**Set exercise**: Locate each line in the data below that contains the string "watermark", matching case exactly, and copy those lines.

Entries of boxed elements
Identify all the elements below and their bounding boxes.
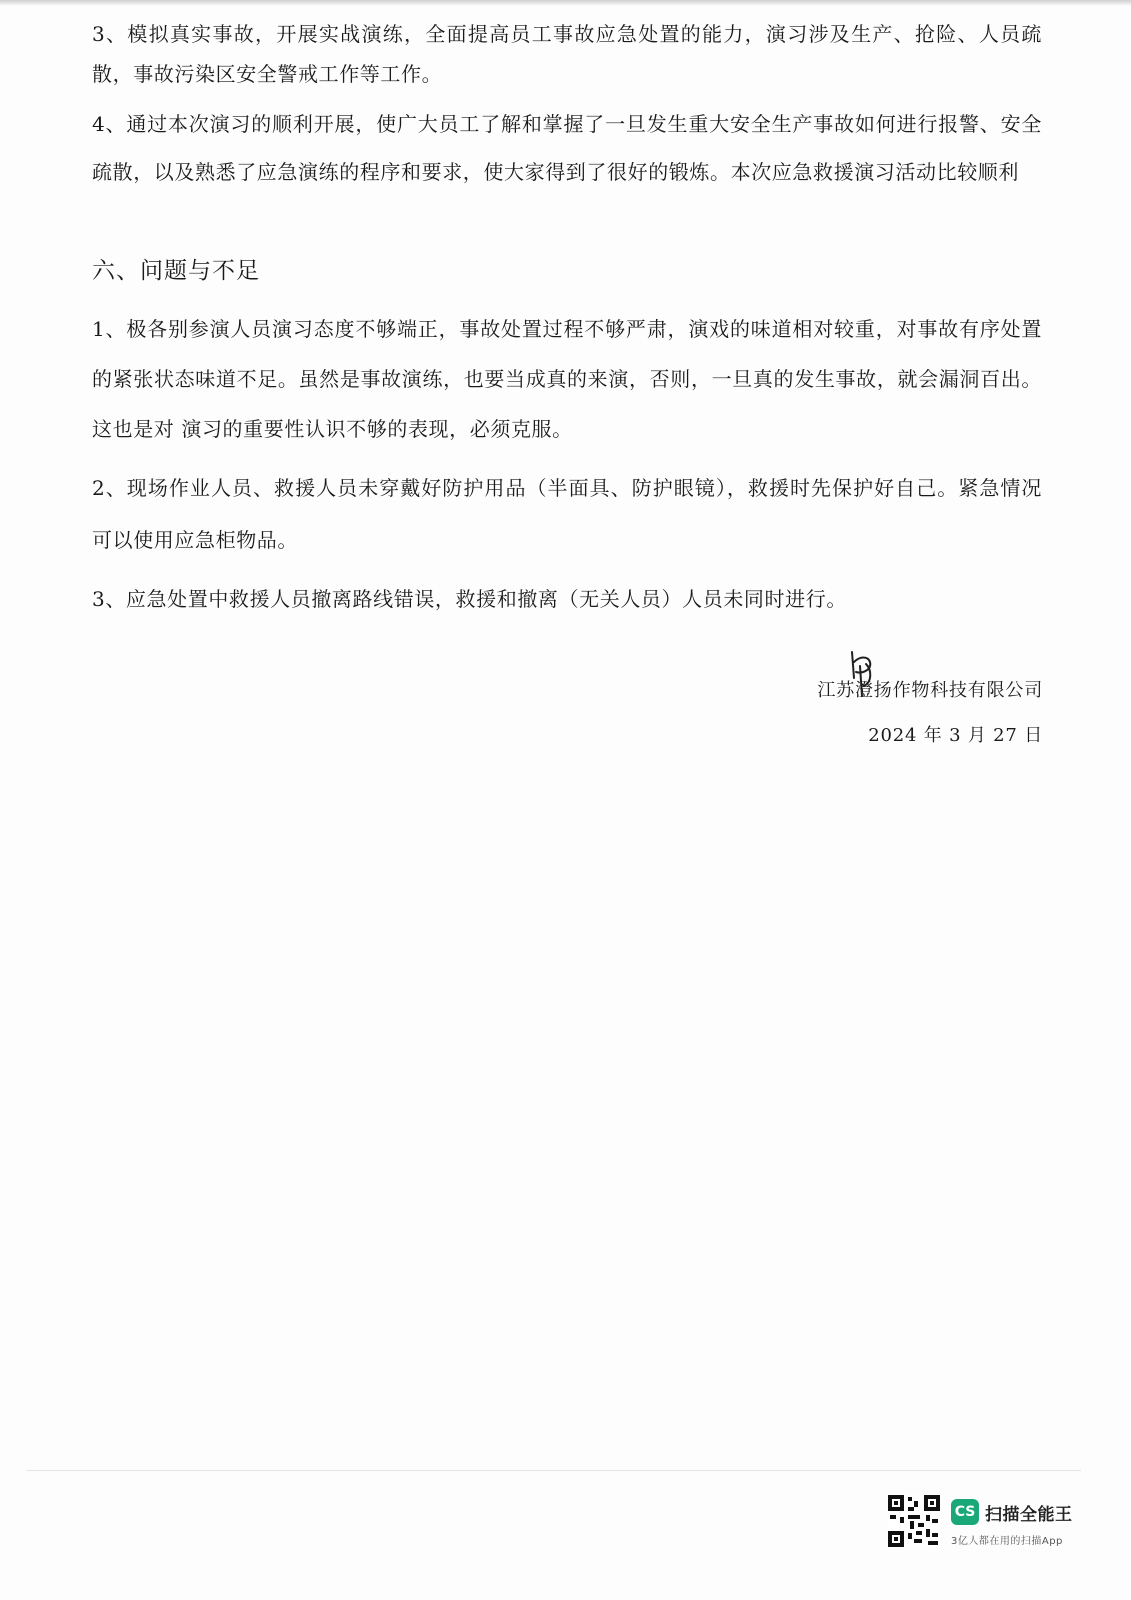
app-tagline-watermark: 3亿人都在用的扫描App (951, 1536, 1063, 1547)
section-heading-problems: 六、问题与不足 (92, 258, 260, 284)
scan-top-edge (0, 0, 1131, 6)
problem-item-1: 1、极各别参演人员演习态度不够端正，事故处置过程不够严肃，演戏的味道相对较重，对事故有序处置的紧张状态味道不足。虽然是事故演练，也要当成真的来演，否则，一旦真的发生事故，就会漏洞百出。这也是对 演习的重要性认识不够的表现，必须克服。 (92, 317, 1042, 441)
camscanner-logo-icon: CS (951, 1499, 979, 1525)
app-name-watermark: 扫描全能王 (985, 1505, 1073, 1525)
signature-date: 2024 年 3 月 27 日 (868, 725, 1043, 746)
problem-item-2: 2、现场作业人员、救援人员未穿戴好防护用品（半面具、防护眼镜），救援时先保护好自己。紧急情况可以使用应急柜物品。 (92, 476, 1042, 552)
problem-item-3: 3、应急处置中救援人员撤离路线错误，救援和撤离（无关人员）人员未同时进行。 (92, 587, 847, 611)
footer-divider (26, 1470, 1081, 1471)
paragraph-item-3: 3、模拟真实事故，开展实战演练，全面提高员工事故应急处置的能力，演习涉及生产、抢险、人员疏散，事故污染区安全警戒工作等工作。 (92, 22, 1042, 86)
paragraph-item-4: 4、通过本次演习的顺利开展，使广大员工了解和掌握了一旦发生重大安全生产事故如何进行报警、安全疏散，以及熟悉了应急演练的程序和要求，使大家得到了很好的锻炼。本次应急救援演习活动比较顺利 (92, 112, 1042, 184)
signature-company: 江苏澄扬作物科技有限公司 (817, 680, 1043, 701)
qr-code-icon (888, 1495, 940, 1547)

**Answer for the task**:
app-tagline-watermark: 3亿人都在用的扫描App (951, 1536, 1063, 1547)
app-name-watermark: 扫描全能王 (985, 1505, 1073, 1525)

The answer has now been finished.